• _Written instruction_
Quote every line as given.

• _Data for processing_
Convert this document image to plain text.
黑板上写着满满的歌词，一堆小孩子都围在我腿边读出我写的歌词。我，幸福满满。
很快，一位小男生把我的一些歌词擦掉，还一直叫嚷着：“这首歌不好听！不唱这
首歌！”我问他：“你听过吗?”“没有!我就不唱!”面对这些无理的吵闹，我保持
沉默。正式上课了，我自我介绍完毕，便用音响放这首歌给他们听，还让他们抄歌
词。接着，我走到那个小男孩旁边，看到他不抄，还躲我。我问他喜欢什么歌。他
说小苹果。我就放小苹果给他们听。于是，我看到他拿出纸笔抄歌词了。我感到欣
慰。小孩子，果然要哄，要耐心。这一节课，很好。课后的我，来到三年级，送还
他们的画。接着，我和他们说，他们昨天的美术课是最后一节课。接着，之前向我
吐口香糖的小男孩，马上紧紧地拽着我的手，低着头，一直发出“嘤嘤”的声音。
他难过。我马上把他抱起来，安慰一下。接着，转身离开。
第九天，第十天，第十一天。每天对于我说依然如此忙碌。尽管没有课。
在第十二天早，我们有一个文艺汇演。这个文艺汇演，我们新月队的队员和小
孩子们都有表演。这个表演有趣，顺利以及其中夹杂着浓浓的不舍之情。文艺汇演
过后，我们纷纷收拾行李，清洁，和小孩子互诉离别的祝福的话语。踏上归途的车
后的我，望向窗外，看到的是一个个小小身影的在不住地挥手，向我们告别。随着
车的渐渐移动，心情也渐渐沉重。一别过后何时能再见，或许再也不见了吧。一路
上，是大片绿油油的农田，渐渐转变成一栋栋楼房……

• _Response to the task_
Convert this document image to plain text.
黑板上写着满满的歌词，一堆小孩子都围在我腿边读出我写的歌词。我，幸福满满。
很快，一位小男生把我的一些歌词擦掉，还一直叫嚷着：“这首歌不好听！不唱这
首歌！”我问他：“你听过吗?”“没有!我就不唱!”面对这些无理的吵闹，我保持
沉默。正式上课了，我自我介绍完毕，便用音响放这首歌给他们听，还让他们抄歌
词。接着，我走到那个小男孩旁边，看到他不抄，还躲我。我问他喜欢什么歌。他
说小苹果。我就放小苹果给他们听。于是，我看到他拿出纸笔抄歌词了。我感到欣
慰。小孩子，果然要哄，要耐心。这一节课，很好。课后的我，来到三年级，送还
他们的画。接着，我和他们说，他们昨天的美术课是最后一节课。接着，之前向我
吐口香糖的小男孩，马上紧紧地拽着我的手，低着头，一直发出“嘤嘤”的声音。
他难过。我马上把他抱起来，安慰一下。接着，转身离开。
第九天，第十天，第十一天。每天对于我说依然如此忙碌。尽管没有课。
在第十二天早，我们有一个文艺汇演。这个文艺汇演，我们新月队的队员和小
孩子们都有表演。这个表演有趣，顺利以及其中夹杂着浓浓的不舍之情。文艺汇演
过后，我们纷纷收拾行李，清洁，和小孩子互诉离别的祝福的话语。踏上归途的车
后的我，望向窗外，看到的是一个个小小身影的在不住地挥手，向我们告别。随着
车的渐渐移动，心情也渐渐沉重。一别过后何时能再见，或许再也不见了吧。一路
上，是大片绿油油的农田，渐渐转变成一栋栋楼房……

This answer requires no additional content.